### Required task
Write the data out again, character for character, with no images.

Collected data entries
═══

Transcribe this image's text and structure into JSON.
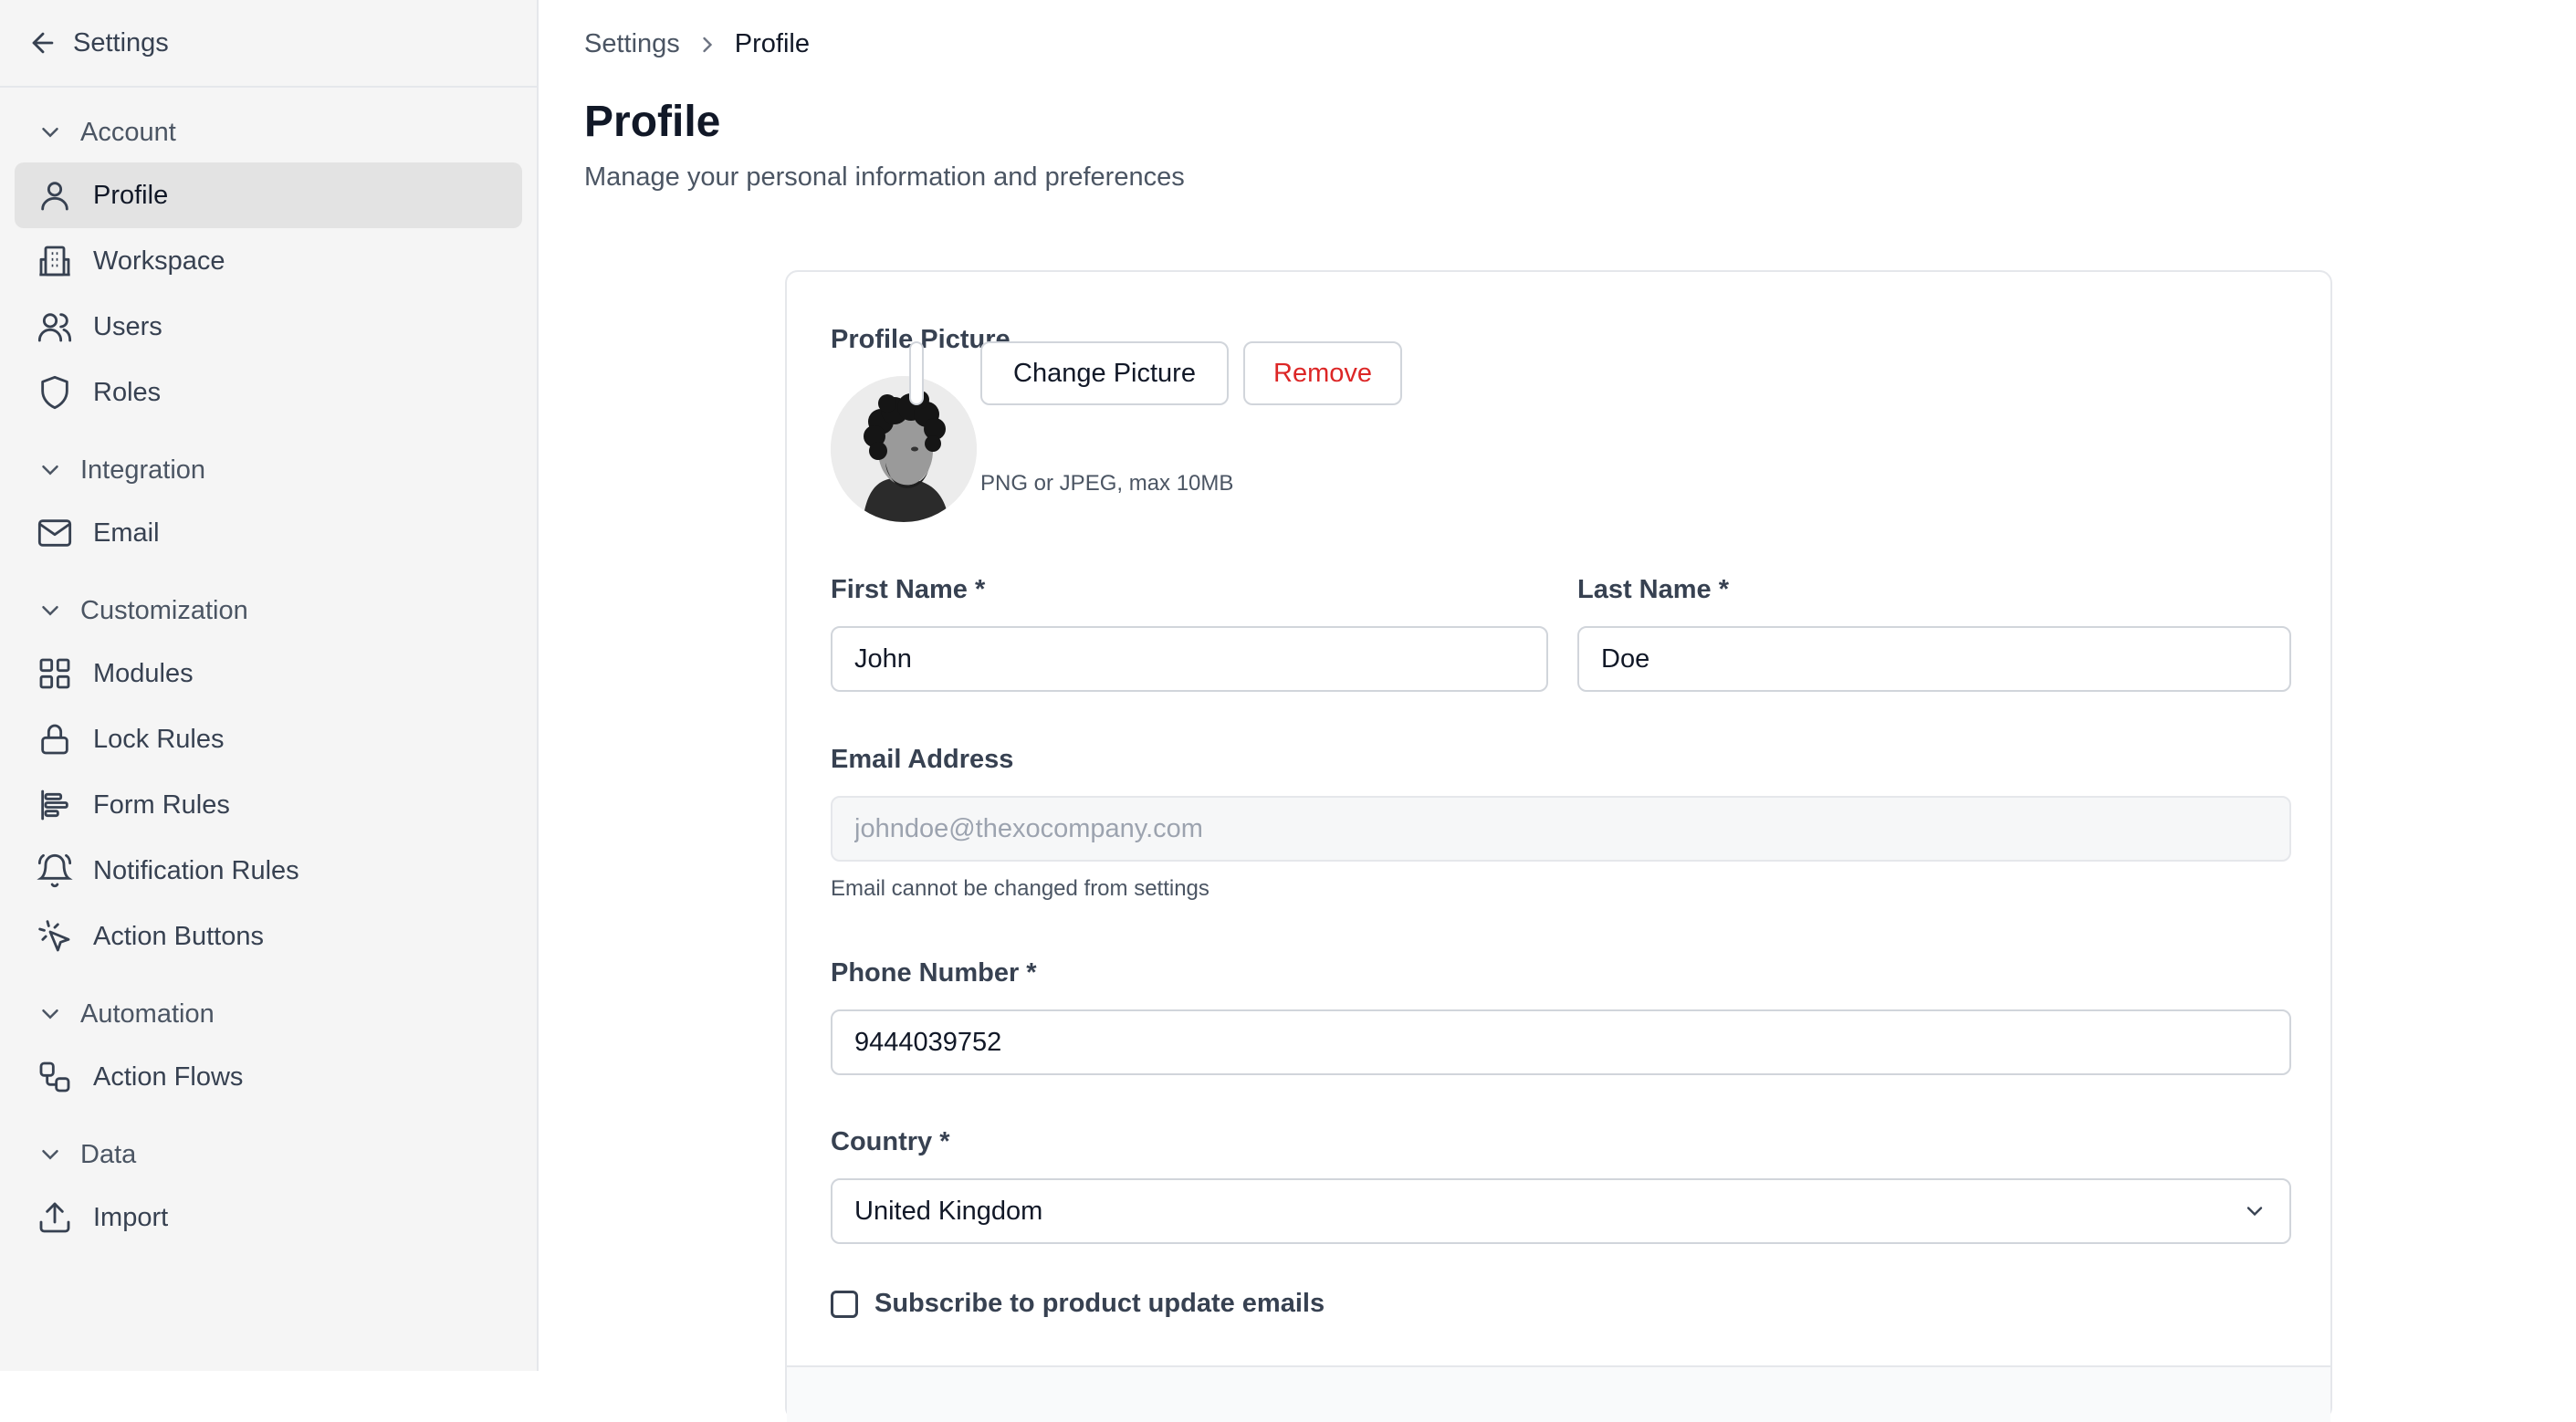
{
  "sidebar": {
    "back_label": "Settings",
    "sections": [
      {
        "label": "Account",
        "items": [
          {
            "label": "Profile",
            "icon": "user-icon",
            "active": true
          },
          {
            "label": "Workspace",
            "icon": "building-icon"
          },
          {
            "label": "Users",
            "icon": "users-icon"
          },
          {
            "label": "Roles",
            "icon": "shield-icon"
          }
        ]
      },
      {
        "label": "Integration",
        "items": [
          {
            "label": "Email",
            "icon": "mail-icon"
          }
        ]
      },
      {
        "label": "Customization",
        "items": [
          {
            "label": "Modules",
            "icon": "grid-icon"
          },
          {
            "label": "Lock Rules",
            "icon": "lock-icon"
          },
          {
            "label": "Form Rules",
            "icon": "align-left-icon"
          },
          {
            "label": "Notification Rules",
            "icon": "bell-icon"
          },
          {
            "label": "Action Buttons",
            "icon": "cursor-click-icon"
          }
        ]
      },
      {
        "label": "Automation",
        "items": [
          {
            "label": "Action Flows",
            "icon": "workflow-icon"
          }
        ]
      },
      {
        "label": "Data",
        "items": [
          {
            "label": "Import",
            "icon": "upload-icon"
          }
        ]
      }
    ]
  },
  "breadcrumb": {
    "parent": "Settings",
    "current": "Profile"
  },
  "page": {
    "title": "Profile",
    "subtitle": "Manage your personal information and preferences"
  },
  "form": {
    "picture_label": "Profile Picture",
    "change_picture": "Change Picture",
    "remove": "Remove",
    "picture_hint": "PNG or JPEG, max 10MB",
    "first_name_label": "First Name *",
    "first_name_value": "John",
    "last_name_label": "Last Name *",
    "last_name_value": "Doe",
    "email_label": "Email Address",
    "email_placeholder": "johndoe@thexocompany.com",
    "email_hint": "Email cannot be changed from settings",
    "phone_label": "Phone Number *",
    "phone_value": "9444039752",
    "country_label": "Country *",
    "country_value": "United Kingdom",
    "subscribe_label": "Subscribe to product update emails",
    "subscribe_checked": false
  },
  "colors": {
    "danger": "#dc2626",
    "active_bg": "#e3e3e3"
  }
}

═══

### Result of the exercise
Transcribe this image's text and structure into JSON.
{
  "sidebar": {
    "back_label": "Settings",
    "sections": [
      {
        "label": "Account",
        "items": [
          {
            "label": "Profile",
            "icon": "user-icon",
            "active": true
          },
          {
            "label": "Workspace",
            "icon": "building-icon"
          },
          {
            "label": "Users",
            "icon": "users-icon"
          },
          {
            "label": "Roles",
            "icon": "shield-icon"
          }
        ]
      },
      {
        "label": "Integration",
        "items": [
          {
            "label": "Email",
            "icon": "mail-icon"
          }
        ]
      },
      {
        "label": "Customization",
        "items": [
          {
            "label": "Modules",
            "icon": "grid-icon"
          },
          {
            "label": "Lock Rules",
            "icon": "lock-icon"
          },
          {
            "label": "Form Rules",
            "icon": "align-left-icon"
          },
          {
            "label": "Notification Rules",
            "icon": "bell-icon"
          },
          {
            "label": "Action Buttons",
            "icon": "cursor-click-icon"
          }
        ]
      },
      {
        "label": "Automation",
        "items": [
          {
            "label": "Action Flows",
            "icon": "workflow-icon"
          }
        ]
      },
      {
        "label": "Data",
        "items": [
          {
            "label": "Import",
            "icon": "upload-icon"
          }
        ]
      }
    ]
  },
  "breadcrumb": {
    "parent": "Settings",
    "current": "Profile"
  },
  "page": {
    "title": "Profile",
    "subtitle": "Manage your personal information and preferences"
  },
  "form": {
    "picture_label": "Profile Picture",
    "change_picture": "Change Picture",
    "remove": "Remove",
    "picture_hint": "PNG or JPEG, max 10MB",
    "first_name_label": "First Name *",
    "first_name_value": "John",
    "last_name_label": "Last Name *",
    "last_name_value": "Doe",
    "email_label": "Email Address",
    "email_placeholder": "johndoe@thexocompany.com",
    "email_hint": "Email cannot be changed from settings",
    "phone_label": "Phone Number *",
    "phone_value": "9444039752",
    "country_label": "Country *",
    "country_value": "United Kingdom",
    "subscribe_label": "Subscribe to product update emails",
    "subscribe_checked": false
  },
  "colors": {
    "danger": "#dc2626",
    "active_bg": "#e3e3e3"
  }
}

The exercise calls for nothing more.